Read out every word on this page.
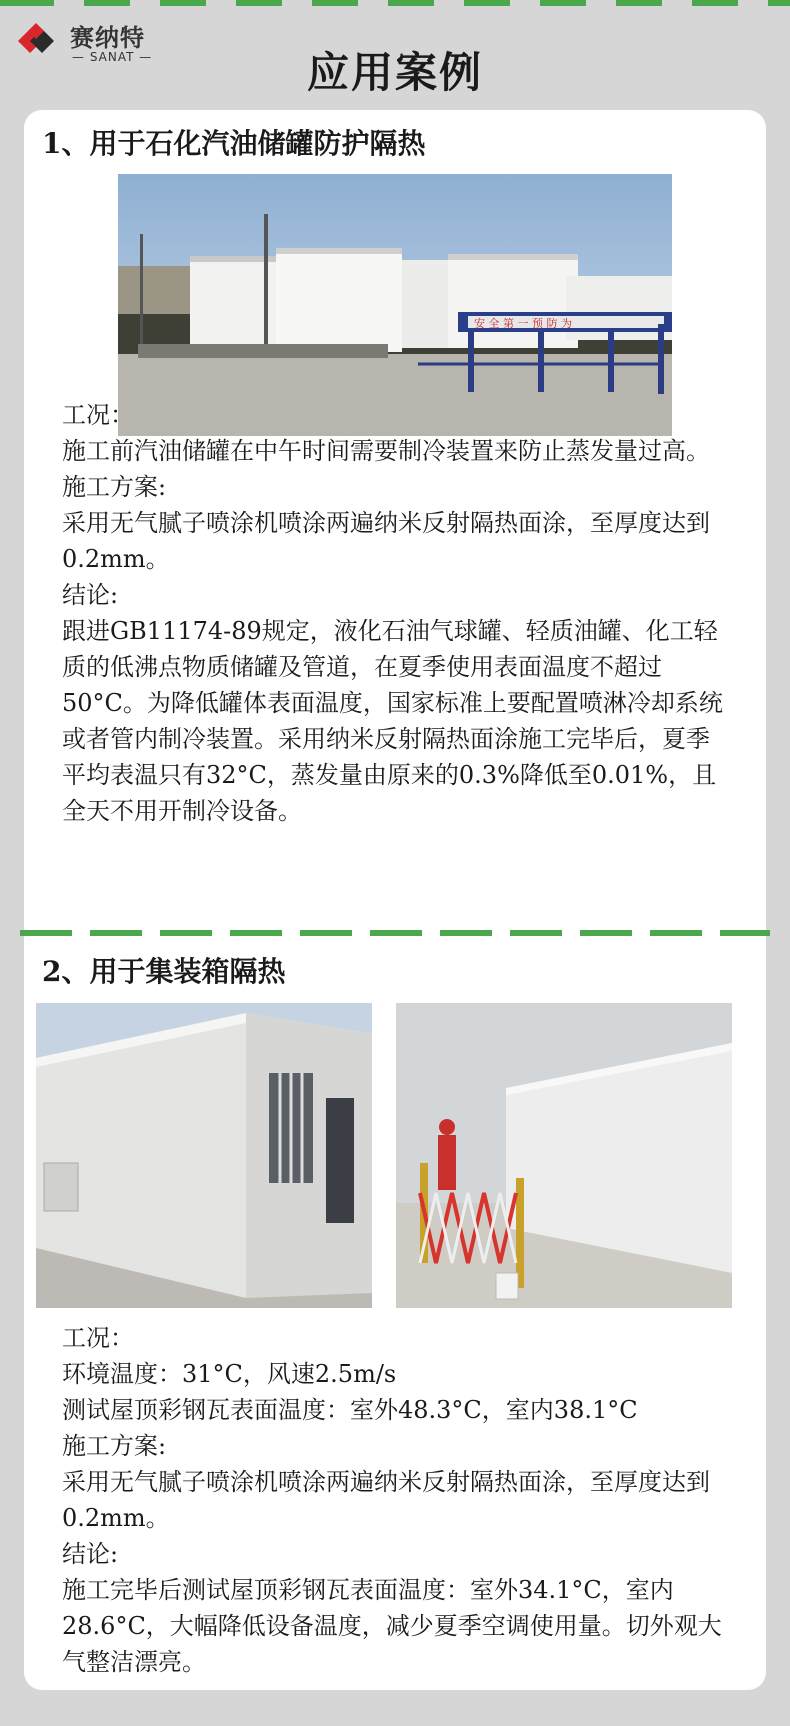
赛纳特
— SANAT —	应用案例
1、用于石化汽油储罐防护隔热
安 全 第 一 预 防 为
工况：
施工前汽油储罐在中午时间需要制冷装置来防止蒸发量过高。
施工方案:
采用无气腻子喷涂机喷涂两遍纳米反射隔热面涂，至厚度达到0.2mm。
结论:
跟进GB11174-89规定，液化石油气球罐、轻质油罐、化工轻质的低沸点物质储罐及管道，在夏季使用表面温度不超过50°C。为降低罐体表面温度，国家标准上要配置喷淋冷却系统或者管内制冷装置。采用纳米反射隔热面涂施工完毕后，夏季平均表温只有32°C，蒸发量由原来的0.3%降低至0.01%，且全天不用开制冷设备。
2、用于集装箱隔热
工况：
环境温度：31°C，风速2.5m/s
测试屋顶彩钢瓦表面温度：室外48.3°C，室内38.1°C
施工方案:
采用无气腻子喷涂机喷涂两遍纳米反射隔热面涂，至厚度达到0.2mm。
结论:
施工完毕后测试屋顶彩钢瓦表面温度：室外34.1°C，室内28.6°C，大幅降低设备温度，减少夏季空调使用量。切外观大气整洁漂亮。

### Given instruction
Reproduce every entry word for word, but omit the pictures.

### Full solution
Read out every word on this page.
赛纳特
— SANAT —	应用案例
1、用于石化汽油储罐防护隔热
安 全 第 一 预 防 为
工况：
施工前汽油储罐在中午时间需要制冷装置来防止蒸发量过高。
施工方案:
采用无气腻子喷涂机喷涂两遍纳米反射隔热面涂，至厚度达到0.2mm。
结论:
跟进GB11174-89规定，液化石油气球罐、轻质油罐、化工轻质的低沸点物质储罐及管道，在夏季使用表面温度不超过50°C。为降低罐体表面温度，国家标准上要配置喷淋冷却系统或者管内制冷装置。采用纳米反射隔热面涂施工完毕后，夏季平均表温只有32°C，蒸发量由原来的0.3%降低至0.01%，且全天不用开制冷设备。
2、用于集装箱隔热
工况：
环境温度：31°C，风速2.5m/s
测试屋顶彩钢瓦表面温度：室外48.3°C，室内38.1°C
施工方案:
采用无气腻子喷涂机喷涂两遍纳米反射隔热面涂，至厚度达到0.2mm。
结论:
施工完毕后测试屋顶彩钢瓦表面温度：室外34.1°C，室内28.6°C，大幅降低设备温度，减少夏季空调使用量。切外观大气整洁漂亮。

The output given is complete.